Extract the data exactly, missing nothing.

━━━━━ Working data

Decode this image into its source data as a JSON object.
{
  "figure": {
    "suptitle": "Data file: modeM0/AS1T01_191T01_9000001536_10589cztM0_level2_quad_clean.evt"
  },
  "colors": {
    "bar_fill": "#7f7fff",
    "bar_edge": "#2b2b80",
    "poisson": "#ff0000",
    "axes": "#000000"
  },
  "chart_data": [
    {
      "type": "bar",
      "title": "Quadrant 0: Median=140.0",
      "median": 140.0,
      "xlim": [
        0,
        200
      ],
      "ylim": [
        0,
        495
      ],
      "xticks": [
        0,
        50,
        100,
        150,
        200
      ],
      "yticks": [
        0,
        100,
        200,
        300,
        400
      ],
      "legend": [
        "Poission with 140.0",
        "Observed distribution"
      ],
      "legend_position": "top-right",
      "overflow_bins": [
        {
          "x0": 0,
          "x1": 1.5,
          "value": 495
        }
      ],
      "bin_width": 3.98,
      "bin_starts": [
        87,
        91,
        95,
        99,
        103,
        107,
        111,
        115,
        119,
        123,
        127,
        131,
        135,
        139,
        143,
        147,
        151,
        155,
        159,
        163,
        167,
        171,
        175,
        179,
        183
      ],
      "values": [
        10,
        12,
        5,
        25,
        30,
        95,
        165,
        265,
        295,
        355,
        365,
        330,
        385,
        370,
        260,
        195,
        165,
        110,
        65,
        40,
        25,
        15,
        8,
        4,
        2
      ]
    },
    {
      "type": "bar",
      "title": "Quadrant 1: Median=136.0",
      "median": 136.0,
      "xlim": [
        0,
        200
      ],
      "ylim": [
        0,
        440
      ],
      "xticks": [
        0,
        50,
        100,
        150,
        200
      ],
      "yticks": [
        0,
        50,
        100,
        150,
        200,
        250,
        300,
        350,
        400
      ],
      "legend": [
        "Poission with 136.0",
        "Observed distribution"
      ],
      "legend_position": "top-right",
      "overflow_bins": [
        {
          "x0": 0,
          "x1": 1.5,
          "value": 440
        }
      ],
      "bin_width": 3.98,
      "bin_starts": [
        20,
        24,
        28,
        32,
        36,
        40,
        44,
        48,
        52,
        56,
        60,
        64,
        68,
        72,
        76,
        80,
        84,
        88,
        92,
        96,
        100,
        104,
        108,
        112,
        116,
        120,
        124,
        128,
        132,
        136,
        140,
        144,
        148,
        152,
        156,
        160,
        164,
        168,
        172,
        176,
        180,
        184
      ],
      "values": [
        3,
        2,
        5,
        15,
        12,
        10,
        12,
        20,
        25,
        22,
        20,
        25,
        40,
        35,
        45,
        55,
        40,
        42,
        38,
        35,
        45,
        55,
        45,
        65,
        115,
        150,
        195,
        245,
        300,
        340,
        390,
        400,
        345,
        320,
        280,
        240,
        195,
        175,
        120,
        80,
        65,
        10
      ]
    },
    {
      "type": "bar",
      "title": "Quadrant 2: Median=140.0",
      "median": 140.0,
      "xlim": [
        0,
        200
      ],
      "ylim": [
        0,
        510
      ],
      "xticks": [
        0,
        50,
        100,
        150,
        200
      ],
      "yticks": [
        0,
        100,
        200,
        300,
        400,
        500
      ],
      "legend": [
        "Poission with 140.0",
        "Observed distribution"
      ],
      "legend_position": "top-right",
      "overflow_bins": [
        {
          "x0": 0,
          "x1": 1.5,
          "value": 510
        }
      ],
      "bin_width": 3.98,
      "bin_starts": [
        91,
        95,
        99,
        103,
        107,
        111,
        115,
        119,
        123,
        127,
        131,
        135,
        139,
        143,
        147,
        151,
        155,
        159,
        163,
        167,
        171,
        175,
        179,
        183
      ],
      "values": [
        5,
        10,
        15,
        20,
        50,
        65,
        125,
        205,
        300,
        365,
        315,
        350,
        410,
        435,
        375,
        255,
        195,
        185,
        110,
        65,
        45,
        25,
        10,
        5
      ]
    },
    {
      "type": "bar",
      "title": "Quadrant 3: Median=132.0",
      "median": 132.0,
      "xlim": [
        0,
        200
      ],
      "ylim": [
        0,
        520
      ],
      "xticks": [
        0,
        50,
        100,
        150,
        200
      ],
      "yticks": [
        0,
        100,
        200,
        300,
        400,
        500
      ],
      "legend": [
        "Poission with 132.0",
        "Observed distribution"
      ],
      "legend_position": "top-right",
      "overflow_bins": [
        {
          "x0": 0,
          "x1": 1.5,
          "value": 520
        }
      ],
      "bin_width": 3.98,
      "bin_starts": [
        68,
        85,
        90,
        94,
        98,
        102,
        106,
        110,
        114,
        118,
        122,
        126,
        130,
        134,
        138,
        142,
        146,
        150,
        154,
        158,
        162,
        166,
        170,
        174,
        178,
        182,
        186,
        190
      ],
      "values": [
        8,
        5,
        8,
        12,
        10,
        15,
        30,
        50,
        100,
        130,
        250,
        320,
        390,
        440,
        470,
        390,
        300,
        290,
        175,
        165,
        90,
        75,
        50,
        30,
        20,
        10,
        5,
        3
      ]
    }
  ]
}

━━━━━━━━━━

Result below
Decode this image into its source data as a JSON object.
{
  "figure": {
    "suptitle": "Data file: modeM0/AS1T01_191T01_9000001536_10589cztM0_level2_quad_clean.evt"
  },
  "colors": {
    "bar_fill": "#7f7fff",
    "bar_edge": "#2b2b80",
    "poisson": "#ff0000",
    "axes": "#000000"
  },
  "chart_data": [
    {
      "type": "bar",
      "title": "Quadrant 0: Median=140.0",
      "median": 140.0,
      "xlim": [
        0,
        200
      ],
      "ylim": [
        0,
        495
      ],
      "xticks": [
        0,
        50,
        100,
        150,
        200
      ],
      "yticks": [
        0,
        100,
        200,
        300,
        400
      ],
      "legend": [
        "Poission with 140.0",
        "Observed distribution"
      ],
      "legend_position": "top-right",
      "overflow_bins": [
        {
          "x0": 0,
          "x1": 1.5,
          "value": 495
        }
      ],
      "bin_width": 3.98,
      "bin_starts": [
        87,
        91,
        95,
        99,
        103,
        107,
        111,
        115,
        119,
        123,
        127,
        131,
        135,
        139,
        143,
        147,
        151,
        155,
        159,
        163,
        167,
        171,
        175,
        179,
        183
      ],
      "values": [
        10,
        12,
        5,
        25,
        30,
        95,
        165,
        265,
        295,
        355,
        365,
        330,
        385,
        370,
        260,
        195,
        165,
        110,
        65,
        40,
        25,
        15,
        8,
        4,
        2
      ]
    },
    {
      "type": "bar",
      "title": "Quadrant 1: Median=136.0",
      "median": 136.0,
      "xlim": [
        0,
        200
      ],
      "ylim": [
        0,
        440
      ],
      "xticks": [
        0,
        50,
        100,
        150,
        200
      ],
      "yticks": [
        0,
        50,
        100,
        150,
        200,
        250,
        300,
        350,
        400
      ],
      "legend": [
        "Poission with 136.0",
        "Observed distribution"
      ],
      "legend_position": "top-right",
      "overflow_bins": [
        {
          "x0": 0,
          "x1": 1.5,
          "value": 440
        }
      ],
      "bin_width": 3.98,
      "bin_starts": [
        20,
        24,
        28,
        32,
        36,
        40,
        44,
        48,
        52,
        56,
        60,
        64,
        68,
        72,
        76,
        80,
        84,
        88,
        92,
        96,
        100,
        104,
        108,
        112,
        116,
        120,
        124,
        128,
        132,
        136,
        140,
        144,
        148,
        152,
        156,
        160,
        164,
        168,
        172,
        176,
        180,
        184
      ],
      "values": [
        3,
        2,
        5,
        15,
        12,
        10,
        12,
        20,
        25,
        22,
        20,
        25,
        40,
        35,
        45,
        55,
        40,
        42,
        38,
        35,
        45,
        55,
        45,
        65,
        115,
        150,
        195,
        245,
        300,
        340,
        390,
        400,
        345,
        320,
        280,
        240,
        195,
        175,
        120,
        80,
        65,
        10
      ]
    },
    {
      "type": "bar",
      "title": "Quadrant 2: Median=140.0",
      "median": 140.0,
      "xlim": [
        0,
        200
      ],
      "ylim": [
        0,
        510
      ],
      "xticks": [
        0,
        50,
        100,
        150,
        200
      ],
      "yticks": [
        0,
        100,
        200,
        300,
        400,
        500
      ],
      "legend": [
        "Poission with 140.0",
        "Observed distribution"
      ],
      "legend_position": "top-right",
      "overflow_bins": [
        {
          "x0": 0,
          "x1": 1.5,
          "value": 510
        }
      ],
      "bin_width": 3.98,
      "bin_starts": [
        91,
        95,
        99,
        103,
        107,
        111,
        115,
        119,
        123,
        127,
        131,
        135,
        139,
        143,
        147,
        151,
        155,
        159,
        163,
        167,
        171,
        175,
        179,
        183
      ],
      "values": [
        5,
        10,
        15,
        20,
        50,
        65,
        125,
        205,
        300,
        365,
        315,
        350,
        410,
        435,
        375,
        255,
        195,
        185,
        110,
        65,
        45,
        25,
        10,
        5
      ]
    },
    {
      "type": "bar",
      "title": "Quadrant 3: Median=132.0",
      "median": 132.0,
      "xlim": [
        0,
        200
      ],
      "ylim": [
        0,
        520
      ],
      "xticks": [
        0,
        50,
        100,
        150,
        200
      ],
      "yticks": [
        0,
        100,
        200,
        300,
        400,
        500
      ],
      "legend": [
        "Poission with 132.0",
        "Observed distribution"
      ],
      "legend_position": "top-right",
      "overflow_bins": [
        {
          "x0": 0,
          "x1": 1.5,
          "value": 520
        }
      ],
      "bin_width": 3.98,
      "bin_starts": [
        68,
        85,
        90,
        94,
        98,
        102,
        106,
        110,
        114,
        118,
        122,
        126,
        130,
        134,
        138,
        142,
        146,
        150,
        154,
        158,
        162,
        166,
        170,
        174,
        178,
        182,
        186,
        190
      ],
      "values": [
        8,
        5,
        8,
        12,
        10,
        15,
        30,
        50,
        100,
        130,
        250,
        320,
        390,
        440,
        470,
        390,
        300,
        290,
        175,
        165,
        90,
        75,
        50,
        30,
        20,
        10,
        5,
        3
      ]
    }
  ]
}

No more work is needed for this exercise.